↓

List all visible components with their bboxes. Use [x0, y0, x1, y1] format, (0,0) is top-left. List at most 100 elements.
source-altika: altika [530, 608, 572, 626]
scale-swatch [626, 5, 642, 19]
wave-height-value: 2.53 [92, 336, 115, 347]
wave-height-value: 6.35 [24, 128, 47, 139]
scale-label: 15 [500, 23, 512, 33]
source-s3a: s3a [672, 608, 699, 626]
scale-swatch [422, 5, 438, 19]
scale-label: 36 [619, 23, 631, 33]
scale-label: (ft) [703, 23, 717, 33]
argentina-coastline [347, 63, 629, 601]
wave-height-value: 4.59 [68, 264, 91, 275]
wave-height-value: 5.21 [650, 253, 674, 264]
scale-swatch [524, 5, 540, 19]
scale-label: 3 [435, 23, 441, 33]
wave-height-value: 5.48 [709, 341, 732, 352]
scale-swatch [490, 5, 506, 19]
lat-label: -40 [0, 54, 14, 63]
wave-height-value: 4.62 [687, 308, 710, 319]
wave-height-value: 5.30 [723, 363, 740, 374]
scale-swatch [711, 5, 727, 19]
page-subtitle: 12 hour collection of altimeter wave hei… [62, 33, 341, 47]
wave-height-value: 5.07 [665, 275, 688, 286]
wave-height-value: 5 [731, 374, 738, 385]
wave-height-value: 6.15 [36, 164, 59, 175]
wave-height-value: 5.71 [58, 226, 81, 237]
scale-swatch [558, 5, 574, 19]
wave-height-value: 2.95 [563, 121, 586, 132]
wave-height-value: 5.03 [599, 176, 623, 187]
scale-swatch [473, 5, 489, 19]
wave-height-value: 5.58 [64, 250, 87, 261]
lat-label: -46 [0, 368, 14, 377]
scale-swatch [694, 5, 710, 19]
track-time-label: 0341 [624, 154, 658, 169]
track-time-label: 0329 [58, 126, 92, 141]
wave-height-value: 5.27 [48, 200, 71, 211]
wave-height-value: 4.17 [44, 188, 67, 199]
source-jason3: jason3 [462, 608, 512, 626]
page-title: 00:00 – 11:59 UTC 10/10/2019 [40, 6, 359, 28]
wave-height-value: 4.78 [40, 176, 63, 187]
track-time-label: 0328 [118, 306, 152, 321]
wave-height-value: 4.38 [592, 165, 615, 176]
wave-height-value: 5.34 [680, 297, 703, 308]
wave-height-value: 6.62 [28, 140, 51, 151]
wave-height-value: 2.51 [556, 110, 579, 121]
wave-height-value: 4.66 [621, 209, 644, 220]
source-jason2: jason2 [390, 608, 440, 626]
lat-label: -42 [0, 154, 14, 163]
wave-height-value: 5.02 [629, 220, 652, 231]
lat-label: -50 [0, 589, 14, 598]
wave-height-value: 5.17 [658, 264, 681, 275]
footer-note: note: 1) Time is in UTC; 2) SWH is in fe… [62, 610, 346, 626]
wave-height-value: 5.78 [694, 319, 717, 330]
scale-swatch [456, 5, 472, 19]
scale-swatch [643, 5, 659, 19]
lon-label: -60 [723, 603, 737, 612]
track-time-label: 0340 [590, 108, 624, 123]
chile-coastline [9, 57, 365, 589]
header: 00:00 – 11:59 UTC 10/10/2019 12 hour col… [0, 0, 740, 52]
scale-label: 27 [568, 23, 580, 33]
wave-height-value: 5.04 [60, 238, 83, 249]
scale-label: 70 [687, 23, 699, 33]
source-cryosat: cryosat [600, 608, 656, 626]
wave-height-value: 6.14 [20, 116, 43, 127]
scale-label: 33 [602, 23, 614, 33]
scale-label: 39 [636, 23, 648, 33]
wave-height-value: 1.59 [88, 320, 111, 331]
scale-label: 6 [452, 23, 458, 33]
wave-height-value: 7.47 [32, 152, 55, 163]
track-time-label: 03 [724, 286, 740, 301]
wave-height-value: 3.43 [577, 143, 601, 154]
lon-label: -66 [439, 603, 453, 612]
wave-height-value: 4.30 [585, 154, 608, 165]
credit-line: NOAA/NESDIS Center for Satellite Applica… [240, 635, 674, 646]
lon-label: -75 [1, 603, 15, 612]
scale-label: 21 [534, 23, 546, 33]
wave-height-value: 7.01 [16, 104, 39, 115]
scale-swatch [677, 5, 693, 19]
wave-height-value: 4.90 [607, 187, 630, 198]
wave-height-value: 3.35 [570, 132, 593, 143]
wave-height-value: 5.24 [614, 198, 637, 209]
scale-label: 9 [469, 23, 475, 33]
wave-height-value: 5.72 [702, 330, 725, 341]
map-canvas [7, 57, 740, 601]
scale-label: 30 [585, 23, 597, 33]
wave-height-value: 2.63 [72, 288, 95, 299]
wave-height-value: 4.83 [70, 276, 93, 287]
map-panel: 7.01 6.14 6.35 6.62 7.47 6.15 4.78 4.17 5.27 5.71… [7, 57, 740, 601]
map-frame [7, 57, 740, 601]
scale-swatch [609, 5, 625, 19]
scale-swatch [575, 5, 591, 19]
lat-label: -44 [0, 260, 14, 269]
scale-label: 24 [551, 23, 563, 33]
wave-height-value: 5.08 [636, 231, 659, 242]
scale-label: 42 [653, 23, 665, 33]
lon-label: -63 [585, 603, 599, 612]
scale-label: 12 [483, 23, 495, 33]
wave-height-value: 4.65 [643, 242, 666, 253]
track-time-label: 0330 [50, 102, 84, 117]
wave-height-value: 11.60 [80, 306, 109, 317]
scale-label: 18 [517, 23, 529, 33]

↑

» WHAT THE TASK ASKS: Repeat the lines above word for word, from the first line to the last.

» WRITTEN ANSWER:
List all visible components with their bboxes. Use [x0, y0, x1, y1] format, (0,0) is top-left. List at most 100 elements.
source-altika: altika [530, 608, 572, 626]
scale-swatch [626, 5, 642, 19]
wave-height-value: 2.53 [92, 336, 115, 347]
wave-height-value: 6.35 [24, 128, 47, 139]
scale-label: 15 [500, 23, 512, 33]
source-s3a: s3a [672, 608, 699, 626]
scale-swatch [422, 5, 438, 19]
scale-label: 36 [619, 23, 631, 33]
scale-label: (ft) [703, 23, 717, 33]
argentina-coastline [347, 63, 629, 601]
wave-height-value: 4.59 [68, 264, 91, 275]
wave-height-value: 5.21 [650, 253, 674, 264]
scale-swatch [524, 5, 540, 19]
scale-label: 3 [435, 23, 441, 33]
wave-height-value: 5.48 [709, 341, 732, 352]
scale-swatch [490, 5, 506, 19]
lat-label: -40 [0, 54, 14, 63]
wave-height-value: 4.62 [687, 308, 710, 319]
wave-height-value: 5.30 [723, 363, 740, 374]
scale-swatch [711, 5, 727, 19]
page-subtitle: 12 hour collection of altimeter wave hei… [62, 33, 341, 47]
wave-height-value: 5.07 [665, 275, 688, 286]
wave-height-value: 5 [731, 374, 738, 385]
wave-height-value: 6.15 [36, 164, 59, 175]
wave-height-value: 5.71 [58, 226, 81, 237]
scale-swatch [558, 5, 574, 19]
wave-height-value: 2.95 [563, 121, 586, 132]
wave-height-value: 5.03 [599, 176, 623, 187]
scale-swatch [473, 5, 489, 19]
wave-height-value: 5.58 [64, 250, 87, 261]
lat-label: -46 [0, 368, 14, 377]
scale-swatch [694, 5, 710, 19]
track-time-label: 0341 [624, 154, 658, 169]
track-time-label: 0329 [58, 126, 92, 141]
wave-height-value: 5.27 [48, 200, 71, 211]
wave-height-value: 4.17 [44, 188, 67, 199]
source-jason3: jason3 [462, 608, 512, 626]
page-title: 00:00 – 11:59 UTC 10/10/2019 [40, 6, 359, 28]
wave-height-value: 4.78 [40, 176, 63, 187]
track-time-label: 0328 [118, 306, 152, 321]
wave-height-value: 4.38 [592, 165, 615, 176]
wave-height-value: 5.34 [680, 297, 703, 308]
wave-height-value: 6.62 [28, 140, 51, 151]
wave-height-value: 2.51 [556, 110, 579, 121]
wave-height-value: 4.66 [621, 209, 644, 220]
source-jason2: jason2 [390, 608, 440, 626]
lat-label: -42 [0, 154, 14, 163]
wave-height-value: 5.02 [629, 220, 652, 231]
lat-label: -50 [0, 589, 14, 598]
wave-height-value: 5.17 [658, 264, 681, 275]
footer-note: note: 1) Time is in UTC; 2) SWH is in fe… [62, 610, 346, 626]
wave-height-value: 5.78 [694, 319, 717, 330]
scale-swatch [456, 5, 472, 19]
scale-swatch [643, 5, 659, 19]
lon-label: -60 [723, 603, 737, 612]
track-time-label: 0340 [590, 108, 624, 123]
chile-coastline [9, 57, 365, 589]
header: 00:00 – 11:59 UTC 10/10/2019 12 hour col… [0, 0, 740, 52]
scale-label: 27 [568, 23, 580, 33]
wave-height-value: 5.04 [60, 238, 83, 249]
scale-label: 70 [687, 23, 699, 33]
source-cryosat: cryosat [600, 608, 656, 626]
wave-height-value: 6.14 [20, 116, 43, 127]
scale-label: 33 [602, 23, 614, 33]
scale-label: 39 [636, 23, 648, 33]
wave-height-value: 1.59 [88, 320, 111, 331]
scale-label: 6 [452, 23, 458, 33]
wave-height-value: 7.47 [32, 152, 55, 163]
track-time-label: 03 [724, 286, 740, 301]
wave-height-value: 3.43 [577, 143, 601, 154]
lon-label: -66 [439, 603, 453, 612]
wave-height-value: 4.30 [585, 154, 608, 165]
credit-line: NOAA/NESDIS Center for Satellite Applica… [240, 635, 674, 646]
lon-label: -75 [1, 603, 15, 612]
scale-label: 21 [534, 23, 546, 33]
wave-height-value: 7.01 [16, 104, 39, 115]
scale-swatch [677, 5, 693, 19]
wave-height-value: 4.90 [607, 187, 630, 198]
wave-height-value: 3.35 [570, 132, 593, 143]
wave-height-value: 5.24 [614, 198, 637, 209]
scale-label: 9 [469, 23, 475, 33]
wave-height-value: 5.72 [702, 330, 725, 341]
map-canvas [7, 57, 740, 601]
scale-label: 30 [585, 23, 597, 33]
wave-height-value: 2.63 [72, 288, 95, 299]
wave-height-value: 4.83 [70, 276, 93, 287]
map-panel: 7.01 6.14 6.35 6.62 7.47 6.15 4.78 4.17 5.27 5.71… [7, 57, 740, 601]
map-frame [7, 57, 740, 601]
scale-swatch [609, 5, 625, 19]
scale-swatch [575, 5, 591, 19]
lat-label: -44 [0, 260, 14, 269]
scale-label: 24 [551, 23, 563, 33]
wave-height-value: 5.08 [636, 231, 659, 242]
scale-label: 42 [653, 23, 665, 33]
lon-label: -63 [585, 603, 599, 612]
scale-label: 12 [483, 23, 495, 33]
wave-height-value: 4.65 [643, 242, 666, 253]
track-time-label: 0330 [50, 102, 84, 117]
wave-height-value: 11.60 [80, 306, 109, 317]
scale-label: 18 [517, 23, 529, 33]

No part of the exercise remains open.